** Task brief **
Could you give the data below again, exactly and completely?

+++++

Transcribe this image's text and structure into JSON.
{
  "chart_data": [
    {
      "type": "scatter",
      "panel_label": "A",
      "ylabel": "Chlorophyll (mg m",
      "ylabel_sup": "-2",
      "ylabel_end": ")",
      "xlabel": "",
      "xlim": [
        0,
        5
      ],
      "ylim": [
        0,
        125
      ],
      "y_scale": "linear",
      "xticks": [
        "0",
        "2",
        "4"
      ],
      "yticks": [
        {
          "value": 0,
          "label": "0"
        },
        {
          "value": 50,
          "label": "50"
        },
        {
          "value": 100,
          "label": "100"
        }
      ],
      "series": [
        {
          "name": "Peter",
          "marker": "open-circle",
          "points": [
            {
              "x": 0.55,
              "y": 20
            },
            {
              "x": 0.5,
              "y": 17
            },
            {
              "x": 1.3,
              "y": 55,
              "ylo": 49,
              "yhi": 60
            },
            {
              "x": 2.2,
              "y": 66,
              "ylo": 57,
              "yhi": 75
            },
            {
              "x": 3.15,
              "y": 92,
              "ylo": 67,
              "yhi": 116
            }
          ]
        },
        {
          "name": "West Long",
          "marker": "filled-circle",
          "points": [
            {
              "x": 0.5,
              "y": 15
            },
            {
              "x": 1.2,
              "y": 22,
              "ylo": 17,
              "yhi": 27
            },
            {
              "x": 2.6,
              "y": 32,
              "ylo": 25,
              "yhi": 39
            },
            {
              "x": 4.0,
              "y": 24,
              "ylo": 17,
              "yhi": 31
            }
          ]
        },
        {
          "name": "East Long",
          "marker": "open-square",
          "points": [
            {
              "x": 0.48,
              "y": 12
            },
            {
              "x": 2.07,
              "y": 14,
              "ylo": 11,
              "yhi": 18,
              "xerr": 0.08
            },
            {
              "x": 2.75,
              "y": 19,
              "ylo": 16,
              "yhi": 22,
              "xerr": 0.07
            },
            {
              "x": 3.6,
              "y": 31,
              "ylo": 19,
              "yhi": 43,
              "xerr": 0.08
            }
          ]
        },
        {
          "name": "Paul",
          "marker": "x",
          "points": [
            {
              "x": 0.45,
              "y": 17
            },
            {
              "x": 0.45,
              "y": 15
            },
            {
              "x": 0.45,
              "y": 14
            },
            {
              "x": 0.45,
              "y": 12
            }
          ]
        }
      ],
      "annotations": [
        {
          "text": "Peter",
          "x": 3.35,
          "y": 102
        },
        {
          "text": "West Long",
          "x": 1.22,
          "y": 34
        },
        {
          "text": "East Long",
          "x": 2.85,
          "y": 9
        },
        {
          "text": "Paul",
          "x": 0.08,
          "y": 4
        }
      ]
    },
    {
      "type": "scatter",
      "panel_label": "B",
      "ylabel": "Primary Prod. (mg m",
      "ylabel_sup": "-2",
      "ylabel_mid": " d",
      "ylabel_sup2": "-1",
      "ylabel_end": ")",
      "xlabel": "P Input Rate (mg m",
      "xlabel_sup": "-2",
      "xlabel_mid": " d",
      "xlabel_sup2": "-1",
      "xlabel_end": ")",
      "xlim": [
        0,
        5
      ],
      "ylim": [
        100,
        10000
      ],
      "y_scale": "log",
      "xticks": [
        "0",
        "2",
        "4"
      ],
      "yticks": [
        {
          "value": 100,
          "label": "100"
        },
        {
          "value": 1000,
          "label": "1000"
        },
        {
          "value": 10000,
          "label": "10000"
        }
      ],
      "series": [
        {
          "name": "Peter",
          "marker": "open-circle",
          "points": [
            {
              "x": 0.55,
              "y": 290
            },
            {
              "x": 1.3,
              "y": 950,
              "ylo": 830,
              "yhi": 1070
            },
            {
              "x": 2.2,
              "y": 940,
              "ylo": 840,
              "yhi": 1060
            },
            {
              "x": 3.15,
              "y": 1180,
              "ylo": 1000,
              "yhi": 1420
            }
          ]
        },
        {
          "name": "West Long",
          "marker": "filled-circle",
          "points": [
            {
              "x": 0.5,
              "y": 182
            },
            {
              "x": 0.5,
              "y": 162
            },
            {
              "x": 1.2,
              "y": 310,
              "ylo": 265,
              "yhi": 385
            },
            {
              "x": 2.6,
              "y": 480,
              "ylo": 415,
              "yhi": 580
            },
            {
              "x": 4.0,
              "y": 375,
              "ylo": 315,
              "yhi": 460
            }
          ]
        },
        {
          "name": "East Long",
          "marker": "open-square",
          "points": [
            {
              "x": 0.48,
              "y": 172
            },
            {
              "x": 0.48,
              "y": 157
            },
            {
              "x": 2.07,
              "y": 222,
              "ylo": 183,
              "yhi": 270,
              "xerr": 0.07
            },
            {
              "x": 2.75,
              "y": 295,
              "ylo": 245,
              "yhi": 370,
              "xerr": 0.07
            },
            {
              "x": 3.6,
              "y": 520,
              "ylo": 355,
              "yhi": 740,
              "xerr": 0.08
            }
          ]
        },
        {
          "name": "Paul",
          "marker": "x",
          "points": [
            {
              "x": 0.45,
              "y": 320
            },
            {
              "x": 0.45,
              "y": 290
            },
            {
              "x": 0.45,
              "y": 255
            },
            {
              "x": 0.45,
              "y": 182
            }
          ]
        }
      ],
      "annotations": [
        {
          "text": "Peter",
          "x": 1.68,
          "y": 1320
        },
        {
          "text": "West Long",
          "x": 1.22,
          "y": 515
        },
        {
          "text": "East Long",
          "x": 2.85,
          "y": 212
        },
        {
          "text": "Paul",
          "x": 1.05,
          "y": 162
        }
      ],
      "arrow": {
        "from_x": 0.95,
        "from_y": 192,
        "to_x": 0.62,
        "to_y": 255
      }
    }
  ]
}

+++++

** Response below **
Transcribe this image's text and structure into JSON.
{
  "chart_data": [
    {
      "type": "scatter",
      "panel_label": "A",
      "ylabel": "Chlorophyll (mg m",
      "ylabel_sup": "-2",
      "ylabel_end": ")",
      "xlabel": "",
      "xlim": [
        0,
        5
      ],
      "ylim": [
        0,
        125
      ],
      "y_scale": "linear",
      "xticks": [
        "0",
        "2",
        "4"
      ],
      "yticks": [
        {
          "value": 0,
          "label": "0"
        },
        {
          "value": 50,
          "label": "50"
        },
        {
          "value": 100,
          "label": "100"
        }
      ],
      "series": [
        {
          "name": "Peter",
          "marker": "open-circle",
          "points": [
            {
              "x": 0.55,
              "y": 20
            },
            {
              "x": 0.5,
              "y": 17
            },
            {
              "x": 1.3,
              "y": 55,
              "ylo": 49,
              "yhi": 60
            },
            {
              "x": 2.2,
              "y": 66,
              "ylo": 57,
              "yhi": 75
            },
            {
              "x": 3.15,
              "y": 92,
              "ylo": 67,
              "yhi": 116
            }
          ]
        },
        {
          "name": "West Long",
          "marker": "filled-circle",
          "points": [
            {
              "x": 0.5,
              "y": 15
            },
            {
              "x": 1.2,
              "y": 22,
              "ylo": 17,
              "yhi": 27
            },
            {
              "x": 2.6,
              "y": 32,
              "ylo": 25,
              "yhi": 39
            },
            {
              "x": 4.0,
              "y": 24,
              "ylo": 17,
              "yhi": 31
            }
          ]
        },
        {
          "name": "East Long",
          "marker": "open-square",
          "points": [
            {
              "x": 0.48,
              "y": 12
            },
            {
              "x": 2.07,
              "y": 14,
              "ylo": 11,
              "yhi": 18,
              "xerr": 0.08
            },
            {
              "x": 2.75,
              "y": 19,
              "ylo": 16,
              "yhi": 22,
              "xerr": 0.07
            },
            {
              "x": 3.6,
              "y": 31,
              "ylo": 19,
              "yhi": 43,
              "xerr": 0.08
            }
          ]
        },
        {
          "name": "Paul",
          "marker": "x",
          "points": [
            {
              "x": 0.45,
              "y": 17
            },
            {
              "x": 0.45,
              "y": 15
            },
            {
              "x": 0.45,
              "y": 14
            },
            {
              "x": 0.45,
              "y": 12
            }
          ]
        }
      ],
      "annotations": [
        {
          "text": "Peter",
          "x": 3.35,
          "y": 102
        },
        {
          "text": "West Long",
          "x": 1.22,
          "y": 34
        },
        {
          "text": "East Long",
          "x": 2.85,
          "y": 9
        },
        {
          "text": "Paul",
          "x": 0.08,
          "y": 4
        }
      ]
    },
    {
      "type": "scatter",
      "panel_label": "B",
      "ylabel": "Primary Prod. (mg m",
      "ylabel_sup": "-2",
      "ylabel_mid": " d",
      "ylabel_sup2": "-1",
      "ylabel_end": ")",
      "xlabel": "P Input Rate (mg m",
      "xlabel_sup": "-2",
      "xlabel_mid": " d",
      "xlabel_sup2": "-1",
      "xlabel_end": ")",
      "xlim": [
        0,
        5
      ],
      "ylim": [
        100,
        10000
      ],
      "y_scale": "log",
      "xticks": [
        "0",
        "2",
        "4"
      ],
      "yticks": [
        {
          "value": 100,
          "label": "100"
        },
        {
          "value": 1000,
          "label": "1000"
        },
        {
          "value": 10000,
          "label": "10000"
        }
      ],
      "series": [
        {
          "name": "Peter",
          "marker": "open-circle",
          "points": [
            {
              "x": 0.55,
              "y": 290
            },
            {
              "x": 1.3,
              "y": 950,
              "ylo": 830,
              "yhi": 1070
            },
            {
              "x": 2.2,
              "y": 940,
              "ylo": 840,
              "yhi": 1060
            },
            {
              "x": 3.15,
              "y": 1180,
              "ylo": 1000,
              "yhi": 1420
            }
          ]
        },
        {
          "name": "West Long",
          "marker": "filled-circle",
          "points": [
            {
              "x": 0.5,
              "y": 182
            },
            {
              "x": 0.5,
              "y": 162
            },
            {
              "x": 1.2,
              "y": 310,
              "ylo": 265,
              "yhi": 385
            },
            {
              "x": 2.6,
              "y": 480,
              "ylo": 415,
              "yhi": 580
            },
            {
              "x": 4.0,
              "y": 375,
              "ylo": 315,
              "yhi": 460
            }
          ]
        },
        {
          "name": "East Long",
          "marker": "open-square",
          "points": [
            {
              "x": 0.48,
              "y": 172
            },
            {
              "x": 0.48,
              "y": 157
            },
            {
              "x": 2.07,
              "y": 222,
              "ylo": 183,
              "yhi": 270,
              "xerr": 0.07
            },
            {
              "x": 2.75,
              "y": 295,
              "ylo": 245,
              "yhi": 370,
              "xerr": 0.07
            },
            {
              "x": 3.6,
              "y": 520,
              "ylo": 355,
              "yhi": 740,
              "xerr": 0.08
            }
          ]
        },
        {
          "name": "Paul",
          "marker": "x",
          "points": [
            {
              "x": 0.45,
              "y": 320
            },
            {
              "x": 0.45,
              "y": 290
            },
            {
              "x": 0.45,
              "y": 255
            },
            {
              "x": 0.45,
              "y": 182
            }
          ]
        }
      ],
      "annotations": [
        {
          "text": "Peter",
          "x": 1.68,
          "y": 1320
        },
        {
          "text": "West Long",
          "x": 1.22,
          "y": 515
        },
        {
          "text": "East Long",
          "x": 2.85,
          "y": 212
        },
        {
          "text": "Paul",
          "x": 1.05,
          "y": 162
        }
      ],
      "arrow": {
        "from_x": 0.95,
        "from_y": 192,
        "to_x": 0.62,
        "to_y": 255
      }
    }
  ]
}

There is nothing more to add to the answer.